**Exercise material**
★ ★ ★ ★
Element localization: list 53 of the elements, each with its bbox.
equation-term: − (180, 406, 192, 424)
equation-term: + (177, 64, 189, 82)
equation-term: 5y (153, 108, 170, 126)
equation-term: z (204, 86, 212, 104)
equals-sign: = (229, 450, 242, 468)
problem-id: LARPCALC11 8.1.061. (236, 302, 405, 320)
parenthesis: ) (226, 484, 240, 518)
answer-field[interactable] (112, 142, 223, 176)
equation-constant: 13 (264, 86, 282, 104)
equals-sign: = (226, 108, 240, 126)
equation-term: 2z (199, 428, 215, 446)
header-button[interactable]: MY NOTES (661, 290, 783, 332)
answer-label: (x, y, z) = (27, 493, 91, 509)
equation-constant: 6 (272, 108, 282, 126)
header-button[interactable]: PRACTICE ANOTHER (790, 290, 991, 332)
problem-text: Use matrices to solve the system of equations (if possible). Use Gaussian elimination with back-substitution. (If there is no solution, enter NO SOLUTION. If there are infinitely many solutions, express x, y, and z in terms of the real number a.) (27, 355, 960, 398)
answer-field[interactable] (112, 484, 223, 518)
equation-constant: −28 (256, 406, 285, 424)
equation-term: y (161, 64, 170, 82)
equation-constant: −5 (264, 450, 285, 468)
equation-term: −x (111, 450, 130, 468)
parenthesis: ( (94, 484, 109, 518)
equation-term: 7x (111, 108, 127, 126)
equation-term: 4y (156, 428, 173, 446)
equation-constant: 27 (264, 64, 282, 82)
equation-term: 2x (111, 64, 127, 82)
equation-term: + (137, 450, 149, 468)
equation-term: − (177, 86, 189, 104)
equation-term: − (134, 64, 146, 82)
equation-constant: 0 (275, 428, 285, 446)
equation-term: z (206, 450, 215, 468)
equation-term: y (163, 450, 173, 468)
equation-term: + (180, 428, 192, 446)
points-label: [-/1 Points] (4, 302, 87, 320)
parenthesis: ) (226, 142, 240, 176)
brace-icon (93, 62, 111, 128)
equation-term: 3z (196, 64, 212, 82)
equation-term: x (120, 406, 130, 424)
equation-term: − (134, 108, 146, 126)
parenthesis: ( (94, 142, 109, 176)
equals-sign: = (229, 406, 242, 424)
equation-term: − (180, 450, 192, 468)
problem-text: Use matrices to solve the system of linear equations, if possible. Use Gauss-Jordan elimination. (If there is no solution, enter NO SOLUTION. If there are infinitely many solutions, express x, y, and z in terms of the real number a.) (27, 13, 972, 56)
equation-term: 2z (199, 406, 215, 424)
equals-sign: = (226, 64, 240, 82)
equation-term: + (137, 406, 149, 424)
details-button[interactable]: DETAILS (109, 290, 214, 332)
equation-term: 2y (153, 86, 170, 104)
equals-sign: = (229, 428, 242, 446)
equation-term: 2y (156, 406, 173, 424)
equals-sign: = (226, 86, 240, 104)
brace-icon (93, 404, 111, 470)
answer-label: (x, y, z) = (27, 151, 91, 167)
★ ★ ★ ★
**What is needed**
Copy the records word for word, starting with their first line and going on through the line with "equation-term: − (180, 450, 192, 468)". Include both of those lines.

**Solution**
Element localization: list 53 of the elements, each with its bbox.
equation-term: − (180, 406, 192, 424)
equation-term: + (177, 64, 189, 82)
equation-term: 5y (153, 108, 170, 126)
equation-term: z (204, 86, 212, 104)
equals-sign: = (229, 450, 242, 468)
problem-id: LARPCALC11 8.1.061. (236, 302, 405, 320)
parenthesis: ) (226, 484, 240, 518)
answer-field[interactable] (112, 142, 223, 176)
equation-constant: 13 (264, 86, 282, 104)
equals-sign: = (226, 108, 240, 126)
equation-term: 2z (199, 428, 215, 446)
header-button[interactable]: MY NOTES (661, 290, 783, 332)
answer-label: (x, y, z) = (27, 493, 91, 509)
equation-constant: 6 (272, 108, 282, 126)
header-button[interactable]: PRACTICE ANOTHER (790, 290, 991, 332)
problem-text: Use matrices to solve the system of equations (if possible). Use Gaussian elimination with back-substitution. (If there is no solution, enter NO SOLUTION. If there are infinitely many solutions, express x, y, and z in terms of the real number a.) (27, 355, 960, 398)
answer-field[interactable] (112, 484, 223, 518)
equation-constant: −28 (256, 406, 285, 424)
equation-term: y (161, 64, 170, 82)
equation-constant: −5 (264, 450, 285, 468)
equation-term: −x (111, 450, 130, 468)
parenthesis: ( (94, 484, 109, 518)
equation-term: 7x (111, 108, 127, 126)
equation-term: 4y (156, 428, 173, 446)
equation-constant: 27 (264, 64, 282, 82)
equation-term: 2x (111, 64, 127, 82)
equation-term: + (137, 450, 149, 468)
equation-term: − (177, 86, 189, 104)
equation-term: − (134, 64, 146, 82)
equation-constant: 0 (275, 428, 285, 446)
equation-term: z (206, 450, 215, 468)
equation-term: y (163, 450, 173, 468)
equation-term: + (180, 428, 192, 446)
points-label: [-/1 Points] (4, 302, 87, 320)
parenthesis: ) (226, 142, 240, 176)
brace-icon (93, 62, 111, 128)
equation-term: 3z (196, 64, 212, 82)
equation-term: x (120, 406, 130, 424)
equation-term: − (134, 108, 146, 126)
parenthesis: ( (94, 142, 109, 176)
equals-sign: = (229, 406, 242, 424)
equation-term: − (180, 450, 192, 468)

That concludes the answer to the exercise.